§ **WORK TO BE COMPLETED**
Select every line holding the word "温馨提示" and copy it.

§ **AVAILABLE RECORDS**
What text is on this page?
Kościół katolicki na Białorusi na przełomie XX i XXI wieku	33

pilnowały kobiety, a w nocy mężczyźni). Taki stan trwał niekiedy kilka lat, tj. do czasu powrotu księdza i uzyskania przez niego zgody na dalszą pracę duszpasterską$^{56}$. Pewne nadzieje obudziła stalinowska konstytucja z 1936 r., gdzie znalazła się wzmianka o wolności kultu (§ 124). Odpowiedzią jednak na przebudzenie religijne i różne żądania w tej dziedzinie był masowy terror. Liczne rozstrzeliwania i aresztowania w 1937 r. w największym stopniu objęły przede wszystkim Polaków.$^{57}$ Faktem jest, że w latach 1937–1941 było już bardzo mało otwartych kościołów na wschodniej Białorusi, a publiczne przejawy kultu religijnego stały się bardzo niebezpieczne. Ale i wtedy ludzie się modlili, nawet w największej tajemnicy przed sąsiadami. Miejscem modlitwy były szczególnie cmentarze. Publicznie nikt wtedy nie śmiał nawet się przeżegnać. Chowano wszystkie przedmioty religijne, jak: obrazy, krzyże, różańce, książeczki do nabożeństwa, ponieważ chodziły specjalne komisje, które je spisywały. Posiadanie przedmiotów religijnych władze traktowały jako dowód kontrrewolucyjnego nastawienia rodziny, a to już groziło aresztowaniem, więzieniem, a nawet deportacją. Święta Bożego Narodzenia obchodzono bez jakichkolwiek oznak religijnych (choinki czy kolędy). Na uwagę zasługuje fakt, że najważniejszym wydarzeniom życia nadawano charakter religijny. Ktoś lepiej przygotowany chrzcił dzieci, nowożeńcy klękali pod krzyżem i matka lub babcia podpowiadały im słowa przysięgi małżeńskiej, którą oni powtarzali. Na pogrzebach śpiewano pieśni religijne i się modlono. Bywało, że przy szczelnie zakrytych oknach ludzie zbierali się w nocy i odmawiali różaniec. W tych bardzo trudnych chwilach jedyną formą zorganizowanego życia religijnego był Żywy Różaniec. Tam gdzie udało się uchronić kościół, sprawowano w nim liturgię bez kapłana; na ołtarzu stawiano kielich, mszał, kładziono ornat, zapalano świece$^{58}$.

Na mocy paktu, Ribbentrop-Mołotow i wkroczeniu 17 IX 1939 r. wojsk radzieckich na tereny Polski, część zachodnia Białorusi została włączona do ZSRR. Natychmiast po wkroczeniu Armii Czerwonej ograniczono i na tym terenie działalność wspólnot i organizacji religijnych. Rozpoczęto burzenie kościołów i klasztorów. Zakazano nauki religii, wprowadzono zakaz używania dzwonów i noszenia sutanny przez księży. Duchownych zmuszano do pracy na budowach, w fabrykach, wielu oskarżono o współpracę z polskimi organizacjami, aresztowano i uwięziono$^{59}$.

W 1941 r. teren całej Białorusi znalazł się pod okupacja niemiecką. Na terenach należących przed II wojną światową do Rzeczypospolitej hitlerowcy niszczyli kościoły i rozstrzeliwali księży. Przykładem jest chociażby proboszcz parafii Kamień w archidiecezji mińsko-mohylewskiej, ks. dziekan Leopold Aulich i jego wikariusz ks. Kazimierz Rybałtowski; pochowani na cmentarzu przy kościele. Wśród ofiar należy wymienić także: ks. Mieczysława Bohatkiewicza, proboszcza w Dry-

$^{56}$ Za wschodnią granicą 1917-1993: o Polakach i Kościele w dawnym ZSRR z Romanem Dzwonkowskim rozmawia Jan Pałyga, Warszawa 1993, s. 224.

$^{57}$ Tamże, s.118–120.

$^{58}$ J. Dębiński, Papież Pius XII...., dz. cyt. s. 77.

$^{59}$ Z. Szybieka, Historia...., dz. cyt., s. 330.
* * *
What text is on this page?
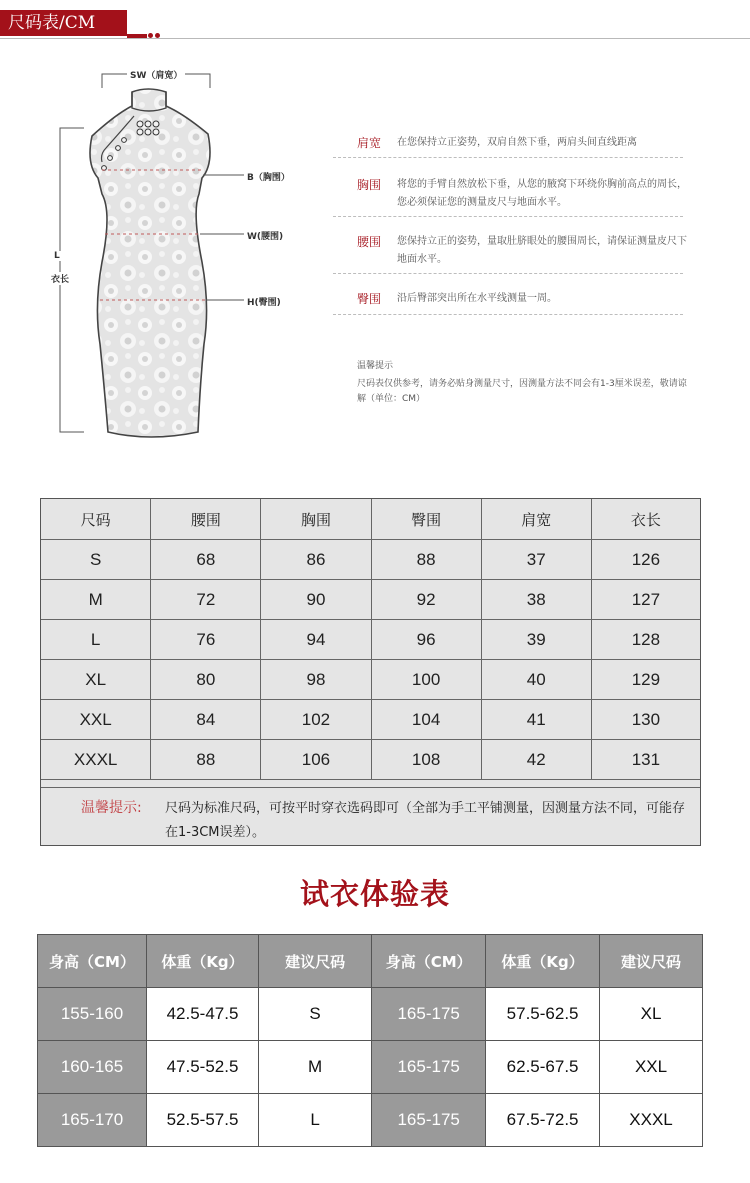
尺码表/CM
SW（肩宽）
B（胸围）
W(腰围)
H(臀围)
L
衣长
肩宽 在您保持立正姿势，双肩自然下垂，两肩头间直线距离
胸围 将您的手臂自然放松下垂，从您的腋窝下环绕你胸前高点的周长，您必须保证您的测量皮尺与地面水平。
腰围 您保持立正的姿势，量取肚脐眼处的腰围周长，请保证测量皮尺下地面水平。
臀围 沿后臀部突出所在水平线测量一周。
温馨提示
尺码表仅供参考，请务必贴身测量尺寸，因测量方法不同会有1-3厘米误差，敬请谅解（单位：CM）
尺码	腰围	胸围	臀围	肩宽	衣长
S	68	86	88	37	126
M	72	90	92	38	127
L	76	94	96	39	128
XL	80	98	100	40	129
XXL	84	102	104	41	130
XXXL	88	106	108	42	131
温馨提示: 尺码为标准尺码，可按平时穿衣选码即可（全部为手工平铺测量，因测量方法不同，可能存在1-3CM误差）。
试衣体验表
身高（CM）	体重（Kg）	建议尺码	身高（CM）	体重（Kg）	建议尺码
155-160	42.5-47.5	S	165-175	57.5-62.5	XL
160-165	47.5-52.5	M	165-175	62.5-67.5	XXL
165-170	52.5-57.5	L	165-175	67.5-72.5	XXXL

§ **WORKED SOLUTION**
温馨提示
温馨提示: 尺码为标准尺码，可按平时穿衣选码即可（全部为手工平铺测量，因测量方法不同，可能存在1-3CM误差）。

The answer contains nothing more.